▶ [SHORT PROBLEM]: State the number of lines where "find" appears. Add nothing else.

▶ [Saved entries]:
# # # # #

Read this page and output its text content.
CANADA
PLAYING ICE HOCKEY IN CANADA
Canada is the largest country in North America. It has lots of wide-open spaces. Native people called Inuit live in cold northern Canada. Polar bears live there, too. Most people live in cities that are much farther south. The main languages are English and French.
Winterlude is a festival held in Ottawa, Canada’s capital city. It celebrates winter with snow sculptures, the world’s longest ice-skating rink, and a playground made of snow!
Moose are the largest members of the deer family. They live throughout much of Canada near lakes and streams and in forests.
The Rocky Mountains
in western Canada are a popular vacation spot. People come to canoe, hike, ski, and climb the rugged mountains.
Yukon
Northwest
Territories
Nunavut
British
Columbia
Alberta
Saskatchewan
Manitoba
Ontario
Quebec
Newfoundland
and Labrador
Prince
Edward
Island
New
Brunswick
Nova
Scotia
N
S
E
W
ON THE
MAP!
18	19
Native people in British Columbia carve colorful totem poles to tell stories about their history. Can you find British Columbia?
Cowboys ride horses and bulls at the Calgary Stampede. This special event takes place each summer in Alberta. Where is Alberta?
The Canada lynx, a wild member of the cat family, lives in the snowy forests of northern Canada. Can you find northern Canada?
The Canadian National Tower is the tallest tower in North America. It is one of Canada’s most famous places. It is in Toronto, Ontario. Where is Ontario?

# # # # #

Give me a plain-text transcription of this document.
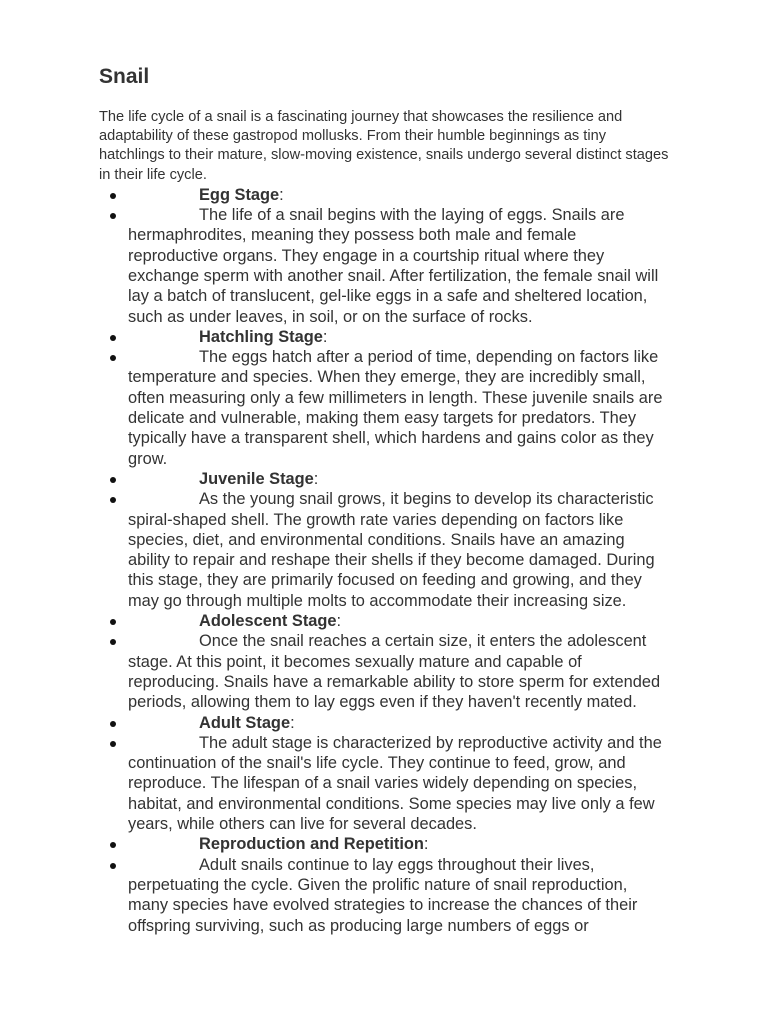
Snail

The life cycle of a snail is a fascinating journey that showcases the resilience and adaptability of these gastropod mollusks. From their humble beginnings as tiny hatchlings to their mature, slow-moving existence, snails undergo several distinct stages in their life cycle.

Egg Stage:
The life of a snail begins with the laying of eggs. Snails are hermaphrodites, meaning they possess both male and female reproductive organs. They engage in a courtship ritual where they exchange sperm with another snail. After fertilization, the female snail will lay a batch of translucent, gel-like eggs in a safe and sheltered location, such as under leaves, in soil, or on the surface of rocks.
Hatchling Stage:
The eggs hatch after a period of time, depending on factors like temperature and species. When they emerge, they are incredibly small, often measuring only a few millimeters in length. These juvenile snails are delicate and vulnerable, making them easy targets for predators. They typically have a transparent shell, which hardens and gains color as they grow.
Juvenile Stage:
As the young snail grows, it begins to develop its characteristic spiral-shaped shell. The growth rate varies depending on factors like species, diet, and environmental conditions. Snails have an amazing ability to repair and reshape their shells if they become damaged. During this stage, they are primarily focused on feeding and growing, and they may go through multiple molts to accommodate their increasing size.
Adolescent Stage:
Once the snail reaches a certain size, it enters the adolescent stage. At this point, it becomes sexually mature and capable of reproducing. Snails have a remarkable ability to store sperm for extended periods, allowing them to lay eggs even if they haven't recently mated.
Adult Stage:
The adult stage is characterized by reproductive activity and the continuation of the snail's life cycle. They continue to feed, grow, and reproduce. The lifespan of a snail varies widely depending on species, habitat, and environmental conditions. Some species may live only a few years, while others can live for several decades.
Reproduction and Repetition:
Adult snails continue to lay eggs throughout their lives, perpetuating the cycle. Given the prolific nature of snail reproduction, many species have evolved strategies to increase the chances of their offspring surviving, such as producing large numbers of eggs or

# # # # #

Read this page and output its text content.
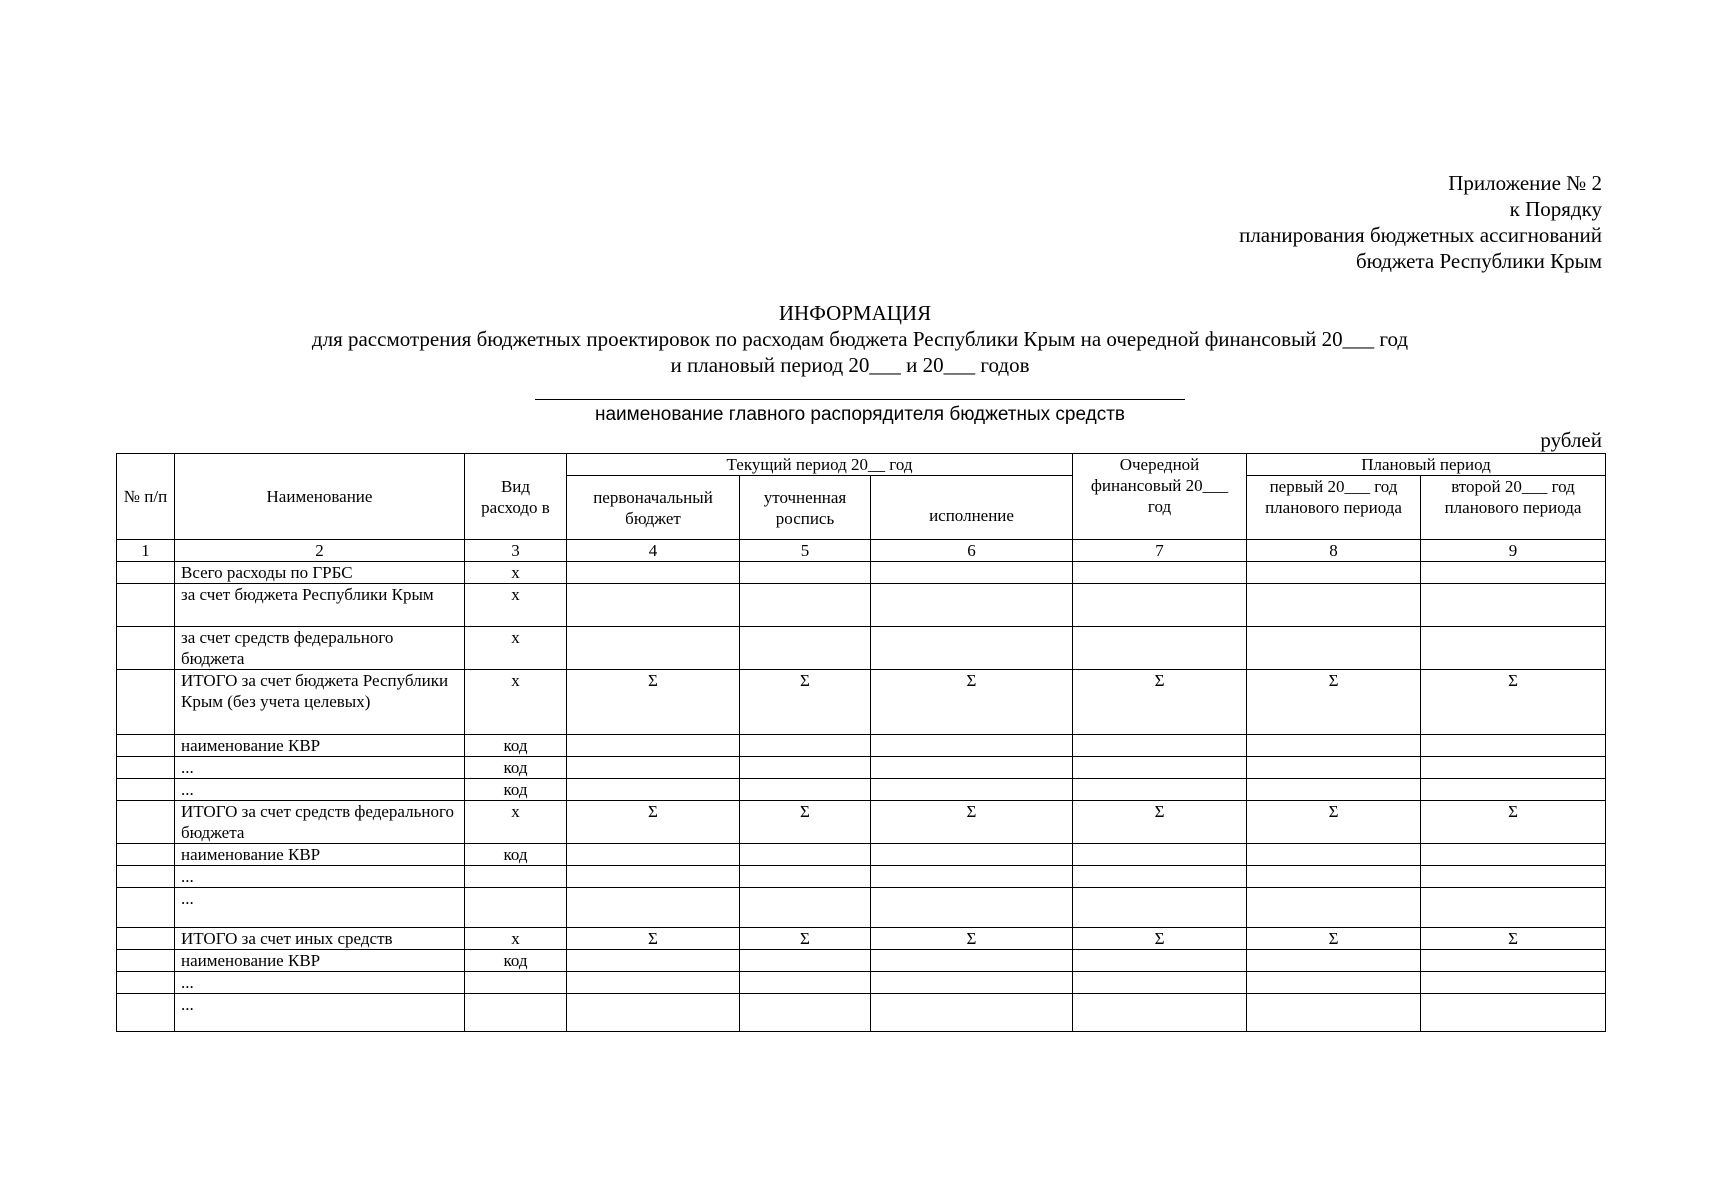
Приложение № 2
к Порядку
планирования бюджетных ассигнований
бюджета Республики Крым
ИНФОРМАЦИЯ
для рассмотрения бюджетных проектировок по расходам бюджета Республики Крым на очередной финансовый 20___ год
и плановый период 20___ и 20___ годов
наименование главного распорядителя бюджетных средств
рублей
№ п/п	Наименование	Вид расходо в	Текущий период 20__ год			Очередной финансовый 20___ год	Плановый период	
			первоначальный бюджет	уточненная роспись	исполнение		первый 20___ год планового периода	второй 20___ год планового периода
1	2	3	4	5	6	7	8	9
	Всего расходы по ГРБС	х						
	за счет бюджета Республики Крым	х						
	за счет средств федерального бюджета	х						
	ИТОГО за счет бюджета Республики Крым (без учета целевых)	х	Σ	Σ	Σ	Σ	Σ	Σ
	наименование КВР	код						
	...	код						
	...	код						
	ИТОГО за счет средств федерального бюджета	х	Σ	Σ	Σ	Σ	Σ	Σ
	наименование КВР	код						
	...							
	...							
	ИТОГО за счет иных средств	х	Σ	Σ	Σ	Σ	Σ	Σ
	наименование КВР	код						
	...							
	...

# # # # #

▶ [WRITTEN RESPONSE]: 2